WHAT IS ASKED -
How many lines hold the string "into"? Reply with the number alone.
Start RECORDS FOR THIS EXERCISE
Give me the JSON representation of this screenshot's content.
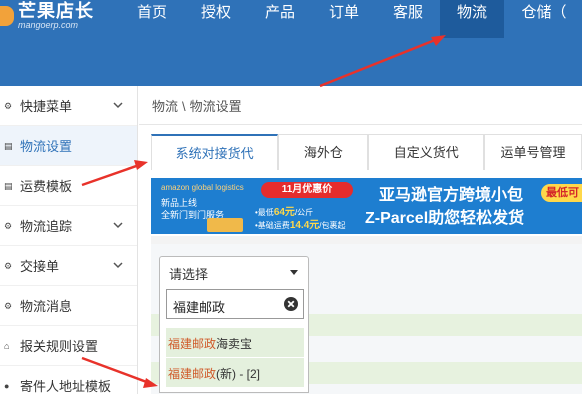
{
  "logo": {
    "main": "芒果店长",
    "sub": "mangoerp.com"
  },
  "nav": [
    {
      "label": "首页"
    },
    {
      "label": "授权"
    },
    {
      "label": "产品"
    },
    {
      "label": "订单"
    },
    {
      "label": "客服"
    },
    {
      "label": "物流"
    },
    {
      "label": "仓储（"
    }
  ],
  "sidebar": {
    "items": [
      {
        "label": "快捷菜单",
        "icon": "gear-icon",
        "expandable": true
      },
      {
        "label": "物流设置",
        "icon": "list-icon",
        "active": true
      },
      {
        "label": "运费模板",
        "icon": "list-icon"
      },
      {
        "label": "物流追踪",
        "icon": "gear-icon",
        "expandable": true
      },
      {
        "label": "交接单",
        "icon": "gear-icon",
        "expandable": true
      },
      {
        "label": "物流消息",
        "icon": "gear-icon"
      },
      {
        "label": "报关规则设置",
        "icon": "bank-icon"
      },
      {
        "label": "寄件人地址模板",
        "icon": "user-icon"
      }
    ]
  },
  "breadcrumb": {
    "parent": "物流",
    "sep": "\\",
    "current": "物流设置"
  },
  "tabs": [
    {
      "label": "系统对接货代",
      "active": true
    },
    {
      "label": "海外仓"
    },
    {
      "label": "自定义货代"
    },
    {
      "label": "运单号管理"
    }
  ],
  "banner": {
    "brand": "amazon global logistics",
    "line1": "新品上线",
    "line2": "全新门到门服务",
    "promo": "11月优惠价",
    "row1_prefix": "•最低",
    "row1_num": "64元",
    "row1_suffix": "/公斤",
    "row2_prefix": "•基础运费",
    "row2_num": "14.4元",
    "row2_suffix": "/包裹起",
    "title1": "亚马逊官方跨境小包",
    "title2": "Z-Parcel助您轻松发货",
    "badge": "最低可"
  },
  "select": {
    "value": "请选择",
    "search_value": "福建邮政",
    "options": [
      {
        "highlight": "福建邮政",
        "rest": "海卖宝"
      },
      {
        "highlight": "福建邮政",
        "rest": "(新) - [2]"
      }
    ]
  },
  "colors": {
    "nav_bg": "#2f72b8",
    "accent": "#2f72b8",
    "arrow": "#e8322a",
    "option_bg": "#e4f0dd"
  }
}
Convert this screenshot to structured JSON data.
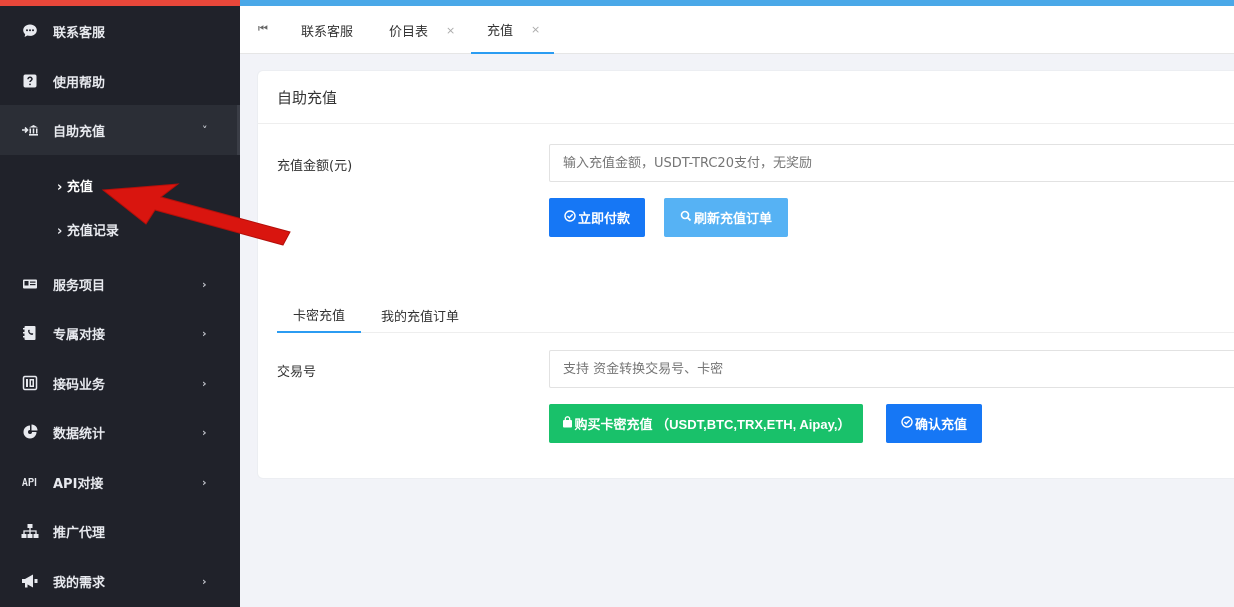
{
  "sidebar": {
    "items": [
      {
        "label": "联系客服",
        "icon": "chat-icon",
        "has_chevron": false
      },
      {
        "label": "使用帮助",
        "icon": "help-icon",
        "has_chevron": false
      },
      {
        "label": "自助充值",
        "icon": "recharge-icon",
        "has_chevron": true,
        "chevron": "˅"
      },
      {
        "label": "服务项目",
        "icon": "id-card-icon",
        "has_chevron": true,
        "chevron": "›"
      },
      {
        "label": "专属对接",
        "icon": "phone-book-icon",
        "has_chevron": true,
        "chevron": "›"
      },
      {
        "label": "接码业务",
        "icon": "sms-code-icon",
        "has_chevron": true,
        "chevron": "›"
      },
      {
        "label": "数据统计",
        "icon": "chart-icon",
        "has_chevron": true,
        "chevron": "›"
      },
      {
        "label": "API对接",
        "icon": "api-icon",
        "has_chevron": true,
        "chevron": "›"
      },
      {
        "label": "推广代理",
        "icon": "sitemap-icon",
        "has_chevron": false
      },
      {
        "label": "我的需求",
        "icon": "megaphone-icon",
        "has_chevron": true,
        "chevron": "›"
      }
    ],
    "sub_items": [
      {
        "label": "充值",
        "prefix": "›"
      },
      {
        "label": "充值记录",
        "prefix": "›"
      }
    ]
  },
  "tabs": [
    {
      "label": "联系客服",
      "closable": false
    },
    {
      "label": "价目表",
      "closable": true,
      "close": "×"
    },
    {
      "label": "充值",
      "closable": true,
      "close": "×"
    }
  ],
  "tab_home_icon": "⏮",
  "card": {
    "title": "自助充值",
    "amount_label": "充值金额(元)",
    "amount_placeholder": "输入充值金额，USDT-TRC20支付，无奖励",
    "pay_button": "立即付款",
    "refresh_button": "刷新充值订单",
    "subtabs": [
      "卡密充值",
      "我的充值订单"
    ],
    "txn_label": "交易号",
    "txn_placeholder": "支持 资金转换交易号、卡密",
    "buy_card_button": "购买卡密充值 （USDT,BTC,TRX,ETH, Aipay,）",
    "confirm_button": "确认充值"
  },
  "colors": {
    "sidebar_bg": "#20222a",
    "accent_blue": "#1677f5",
    "light_blue": "#56b2f4",
    "green": "#19c16a",
    "arrow_red": "#d9150f",
    "top_strip": "#4aa8e8",
    "sidebar_strip": "#e8473a"
  }
}
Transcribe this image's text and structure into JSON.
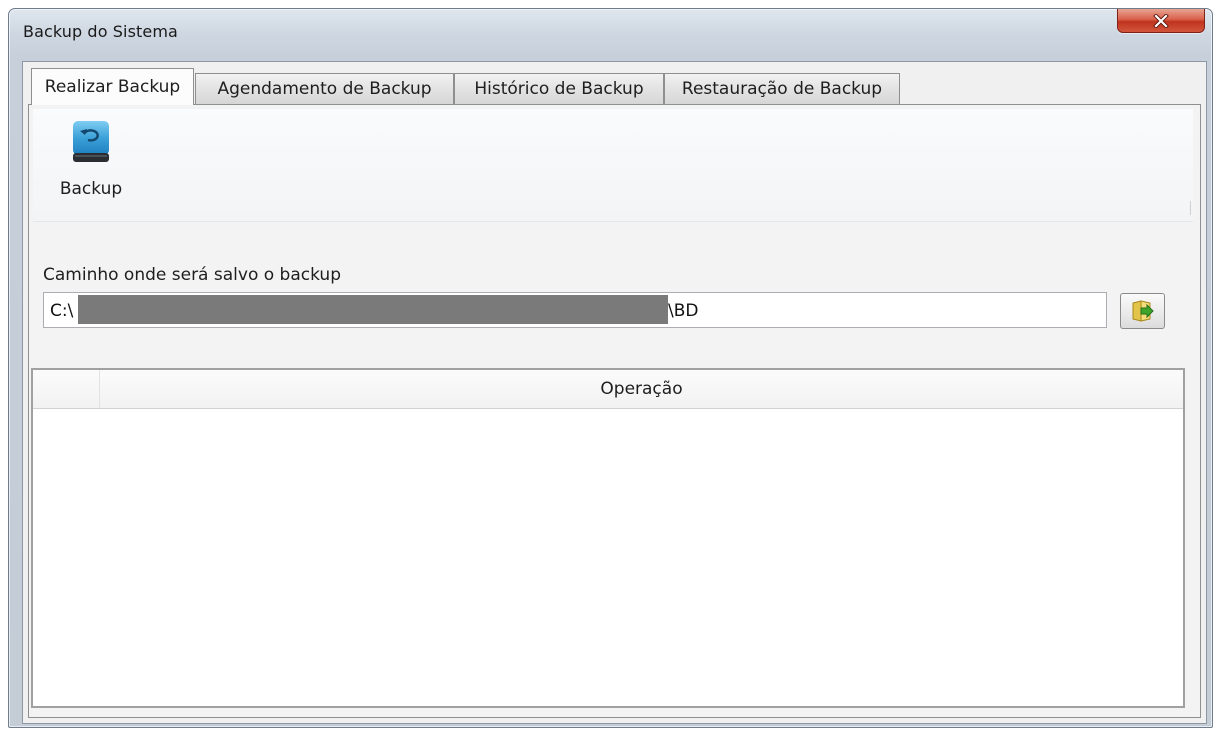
{
  "window": {
    "title": "Backup do Sistema",
    "close_symbol": "x"
  },
  "tabs": [
    {
      "label": "Realizar Backup",
      "active": true
    },
    {
      "label": "Agendamento de Backup",
      "active": false
    },
    {
      "label": "Histórico de Backup",
      "active": false
    },
    {
      "label": "Restauração de Backup",
      "active": false
    }
  ],
  "toolbar": {
    "backup_label": "Backup",
    "backup_icon": "backup-drive-icon"
  },
  "path": {
    "label": "Caminho onde será salvo o backup",
    "value_start": "C:\\",
    "value_end": "\\BD",
    "browse_icon": "folder-open-icon"
  },
  "grid": {
    "columns": [
      "Operação"
    ],
    "rows": []
  },
  "colors": {
    "close_button": "#c8412b",
    "drive_blue": "#3ba0d8",
    "folder_yellow": "#e3c44a",
    "arrow_green": "#3fa52a"
  }
}
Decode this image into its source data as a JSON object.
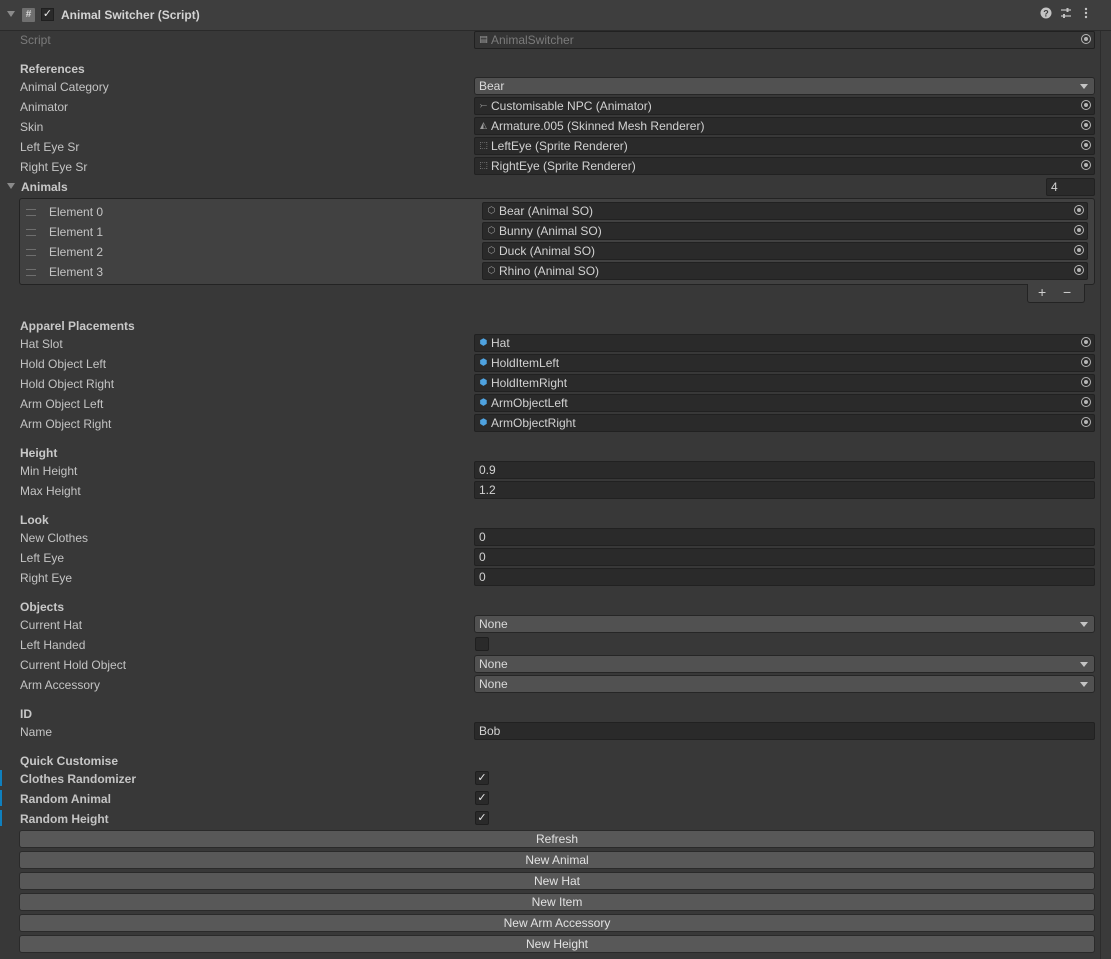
{
  "header": {
    "title": "Animal Switcher (Script)",
    "enabled": true,
    "help_icon": "help-icon",
    "presets_icon": "presets-icon",
    "menu_icon": "kebab-menu-icon"
  },
  "script": {
    "label": "Script",
    "value": "AnimalSwitcher"
  },
  "references": {
    "section": "References",
    "animal_category": {
      "label": "Animal Category",
      "value": "Bear"
    },
    "animator": {
      "label": "Animator",
      "value": "Customisable NPC (Animator)"
    },
    "skin": {
      "label": "Skin",
      "value": "Armature.005 (Skinned Mesh Renderer)"
    },
    "left_eye": {
      "label": "Left Eye Sr",
      "value": "LeftEye (Sprite Renderer)"
    },
    "right_eye": {
      "label": "Right Eye Sr",
      "value": "RightEye (Sprite Renderer)"
    }
  },
  "animals": {
    "label": "Animals",
    "size": "4",
    "elements": [
      {
        "label": "Element 0",
        "value": "Bear (Animal SO)"
      },
      {
        "label": "Element 1",
        "value": "Bunny (Animal SO)"
      },
      {
        "label": "Element 2",
        "value": "Duck (Animal SO)"
      },
      {
        "label": "Element 3",
        "value": "Rhino (Animal SO)"
      }
    ],
    "add": "+",
    "remove": "−"
  },
  "apparel": {
    "section": "Apparel Placements",
    "items": [
      {
        "label": "Hat Slot",
        "value": "Hat"
      },
      {
        "label": "Hold Object Left",
        "value": "HoldItemLeft"
      },
      {
        "label": "Hold Object Right",
        "value": "HoldItemRight"
      },
      {
        "label": "Arm Object Left",
        "value": "ArmObjectLeft"
      },
      {
        "label": "Arm Object Right",
        "value": "ArmObjectRight"
      }
    ]
  },
  "height": {
    "section": "Height",
    "min": {
      "label": "Min Height",
      "value": "0.9"
    },
    "max": {
      "label": "Max Height",
      "value": "1.2"
    }
  },
  "look": {
    "section": "Look",
    "new_clothes": {
      "label": "New Clothes",
      "value": "0"
    },
    "left_eye": {
      "label": "Left Eye",
      "value": "0"
    },
    "right_eye": {
      "label": "Right Eye",
      "value": "0"
    }
  },
  "objects": {
    "section": "Objects",
    "current_hat": {
      "label": "Current Hat",
      "value": "None"
    },
    "left_handed": {
      "label": "Left Handed",
      "checked": false
    },
    "current_hold": {
      "label": "Current Hold Object",
      "value": "None"
    },
    "arm_accessory": {
      "label": "Arm Accessory",
      "value": "None"
    }
  },
  "id": {
    "section": "ID",
    "name": {
      "label": "Name",
      "value": "Bob"
    }
  },
  "quick": {
    "section": "Quick Customise",
    "clothes_randomizer": {
      "label": "Clothes Randomizer",
      "checked": true
    },
    "random_animal": {
      "label": "Random Animal",
      "checked": true
    },
    "random_height": {
      "label": "Random Height",
      "checked": true
    }
  },
  "buttons": {
    "refresh": "Refresh",
    "new_animal": "New Animal",
    "new_hat": "New Hat",
    "new_item": "New Item",
    "new_arm_accessory": "New Arm Accessory",
    "new_height": "New Height"
  },
  "check_glyph": "✓",
  "colors": {
    "accent": "#0f80be",
    "background": "#383838",
    "field": "#2a2a2a",
    "button": "#585858",
    "cube_icon": "#4fa3e0"
  }
}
End RECORDS FOR THIS EXERCISE
ANSWER BELOW -
2